++++ Input rows

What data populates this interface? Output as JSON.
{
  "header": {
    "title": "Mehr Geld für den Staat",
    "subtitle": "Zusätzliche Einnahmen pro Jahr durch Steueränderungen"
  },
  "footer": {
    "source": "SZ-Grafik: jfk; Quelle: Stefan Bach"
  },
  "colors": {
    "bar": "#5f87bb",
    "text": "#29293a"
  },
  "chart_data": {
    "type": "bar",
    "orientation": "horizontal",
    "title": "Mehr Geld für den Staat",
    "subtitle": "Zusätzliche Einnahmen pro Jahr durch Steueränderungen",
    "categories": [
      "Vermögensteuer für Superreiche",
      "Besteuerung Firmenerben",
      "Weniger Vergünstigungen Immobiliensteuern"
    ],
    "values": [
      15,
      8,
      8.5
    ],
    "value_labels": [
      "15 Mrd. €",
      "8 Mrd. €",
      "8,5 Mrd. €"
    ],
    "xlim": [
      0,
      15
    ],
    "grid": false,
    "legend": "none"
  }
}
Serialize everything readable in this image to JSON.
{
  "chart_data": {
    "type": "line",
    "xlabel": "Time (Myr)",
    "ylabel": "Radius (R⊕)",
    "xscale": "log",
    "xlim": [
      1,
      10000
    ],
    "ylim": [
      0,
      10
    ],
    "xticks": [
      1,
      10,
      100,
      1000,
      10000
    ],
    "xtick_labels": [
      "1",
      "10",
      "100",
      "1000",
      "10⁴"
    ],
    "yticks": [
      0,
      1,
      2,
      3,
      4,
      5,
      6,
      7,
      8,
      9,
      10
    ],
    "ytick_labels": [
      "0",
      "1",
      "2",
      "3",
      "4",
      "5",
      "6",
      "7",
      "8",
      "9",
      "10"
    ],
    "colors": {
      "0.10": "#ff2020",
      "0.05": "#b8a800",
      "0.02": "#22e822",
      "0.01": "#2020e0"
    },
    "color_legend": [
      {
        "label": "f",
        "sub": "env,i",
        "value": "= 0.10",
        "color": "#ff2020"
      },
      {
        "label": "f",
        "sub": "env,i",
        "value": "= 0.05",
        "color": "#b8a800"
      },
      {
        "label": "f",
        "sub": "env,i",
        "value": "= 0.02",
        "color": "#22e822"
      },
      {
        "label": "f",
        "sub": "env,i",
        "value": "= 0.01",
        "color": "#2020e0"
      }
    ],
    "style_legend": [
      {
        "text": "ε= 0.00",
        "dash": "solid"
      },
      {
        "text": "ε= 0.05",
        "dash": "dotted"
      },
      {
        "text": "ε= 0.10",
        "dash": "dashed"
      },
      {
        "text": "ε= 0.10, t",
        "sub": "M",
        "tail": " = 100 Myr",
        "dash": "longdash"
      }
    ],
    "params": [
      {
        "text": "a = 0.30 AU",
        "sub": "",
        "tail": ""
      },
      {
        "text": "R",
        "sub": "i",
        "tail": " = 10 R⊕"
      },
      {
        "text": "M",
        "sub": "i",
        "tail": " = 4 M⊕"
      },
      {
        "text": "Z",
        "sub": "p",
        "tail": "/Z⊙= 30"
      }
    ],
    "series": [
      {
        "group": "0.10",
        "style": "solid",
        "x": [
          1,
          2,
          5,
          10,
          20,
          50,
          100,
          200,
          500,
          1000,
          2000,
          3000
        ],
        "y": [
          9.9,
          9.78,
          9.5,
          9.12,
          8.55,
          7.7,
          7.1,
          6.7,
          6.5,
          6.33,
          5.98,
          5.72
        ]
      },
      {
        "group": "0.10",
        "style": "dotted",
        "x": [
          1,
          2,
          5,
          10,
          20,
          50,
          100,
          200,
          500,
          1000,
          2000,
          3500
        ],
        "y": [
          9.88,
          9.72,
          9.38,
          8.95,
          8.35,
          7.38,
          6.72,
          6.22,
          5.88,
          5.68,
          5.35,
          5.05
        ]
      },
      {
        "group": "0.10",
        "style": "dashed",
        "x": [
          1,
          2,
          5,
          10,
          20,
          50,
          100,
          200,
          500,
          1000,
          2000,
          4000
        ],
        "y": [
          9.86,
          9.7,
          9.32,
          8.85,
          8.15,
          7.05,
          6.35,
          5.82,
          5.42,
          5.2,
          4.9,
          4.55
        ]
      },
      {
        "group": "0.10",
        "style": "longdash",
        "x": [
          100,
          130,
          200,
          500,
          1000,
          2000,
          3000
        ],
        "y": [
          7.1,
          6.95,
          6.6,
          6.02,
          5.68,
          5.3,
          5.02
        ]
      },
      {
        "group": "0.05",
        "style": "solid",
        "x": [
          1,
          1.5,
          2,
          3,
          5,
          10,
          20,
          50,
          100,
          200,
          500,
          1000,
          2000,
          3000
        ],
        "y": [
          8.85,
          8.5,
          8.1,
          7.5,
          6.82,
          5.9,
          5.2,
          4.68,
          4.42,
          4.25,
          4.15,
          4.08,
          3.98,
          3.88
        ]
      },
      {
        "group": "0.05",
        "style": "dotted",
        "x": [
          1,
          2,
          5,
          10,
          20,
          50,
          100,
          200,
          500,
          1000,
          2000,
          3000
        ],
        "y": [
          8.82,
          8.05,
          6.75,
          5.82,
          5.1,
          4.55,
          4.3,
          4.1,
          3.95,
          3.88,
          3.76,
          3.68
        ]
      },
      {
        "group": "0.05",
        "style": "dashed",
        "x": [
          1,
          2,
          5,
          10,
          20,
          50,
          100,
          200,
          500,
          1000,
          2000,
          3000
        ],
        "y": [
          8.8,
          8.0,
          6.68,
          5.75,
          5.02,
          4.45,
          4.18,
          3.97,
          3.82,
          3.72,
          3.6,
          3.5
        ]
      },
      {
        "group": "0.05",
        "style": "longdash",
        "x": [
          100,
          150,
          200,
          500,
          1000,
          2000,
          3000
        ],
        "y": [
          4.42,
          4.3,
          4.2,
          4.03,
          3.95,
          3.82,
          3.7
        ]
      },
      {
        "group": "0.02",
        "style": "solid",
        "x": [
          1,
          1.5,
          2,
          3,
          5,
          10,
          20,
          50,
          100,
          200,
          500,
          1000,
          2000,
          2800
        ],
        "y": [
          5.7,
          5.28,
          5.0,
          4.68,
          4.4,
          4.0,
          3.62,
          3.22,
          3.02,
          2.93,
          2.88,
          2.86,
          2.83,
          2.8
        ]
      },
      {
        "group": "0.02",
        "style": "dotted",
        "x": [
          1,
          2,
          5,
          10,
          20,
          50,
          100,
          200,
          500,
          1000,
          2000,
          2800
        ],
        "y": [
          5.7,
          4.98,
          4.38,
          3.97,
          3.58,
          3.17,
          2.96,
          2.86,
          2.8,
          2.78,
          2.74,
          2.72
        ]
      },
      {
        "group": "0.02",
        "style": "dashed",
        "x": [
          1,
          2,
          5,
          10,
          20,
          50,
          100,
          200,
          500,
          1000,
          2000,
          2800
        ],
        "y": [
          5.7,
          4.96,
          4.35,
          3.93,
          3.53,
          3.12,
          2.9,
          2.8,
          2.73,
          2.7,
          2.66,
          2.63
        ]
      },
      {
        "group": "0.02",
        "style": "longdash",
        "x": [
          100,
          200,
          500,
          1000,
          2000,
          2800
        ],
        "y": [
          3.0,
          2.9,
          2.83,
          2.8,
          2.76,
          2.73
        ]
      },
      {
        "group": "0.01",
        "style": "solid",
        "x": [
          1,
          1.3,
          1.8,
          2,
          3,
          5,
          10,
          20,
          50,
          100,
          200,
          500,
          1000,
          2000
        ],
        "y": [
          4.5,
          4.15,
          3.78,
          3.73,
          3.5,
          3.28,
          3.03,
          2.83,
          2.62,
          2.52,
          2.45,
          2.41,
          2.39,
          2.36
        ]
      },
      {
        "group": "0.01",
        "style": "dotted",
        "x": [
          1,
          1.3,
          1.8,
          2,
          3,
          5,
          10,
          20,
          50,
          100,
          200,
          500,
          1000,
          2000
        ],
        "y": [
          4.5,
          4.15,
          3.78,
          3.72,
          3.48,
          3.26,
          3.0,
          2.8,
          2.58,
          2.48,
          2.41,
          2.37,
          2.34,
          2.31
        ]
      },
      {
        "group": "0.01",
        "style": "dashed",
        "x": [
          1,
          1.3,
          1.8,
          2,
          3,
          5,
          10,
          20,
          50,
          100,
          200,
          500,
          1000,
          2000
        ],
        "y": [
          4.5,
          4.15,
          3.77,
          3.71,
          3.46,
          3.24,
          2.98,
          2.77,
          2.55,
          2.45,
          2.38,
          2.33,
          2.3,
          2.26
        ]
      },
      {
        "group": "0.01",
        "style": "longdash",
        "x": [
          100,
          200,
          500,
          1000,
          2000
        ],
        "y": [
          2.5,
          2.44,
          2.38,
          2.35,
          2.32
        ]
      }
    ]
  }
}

++++++++

## Given problem
From the records given above, copy all lines containing "tail".

## Expected answer
        "tail": " = 100 Myr",
        "tail": ""
        "tail": " = 10 R⊕"
        "tail": " = 4 M⊕"
        "tail": "/Z⊙= 30"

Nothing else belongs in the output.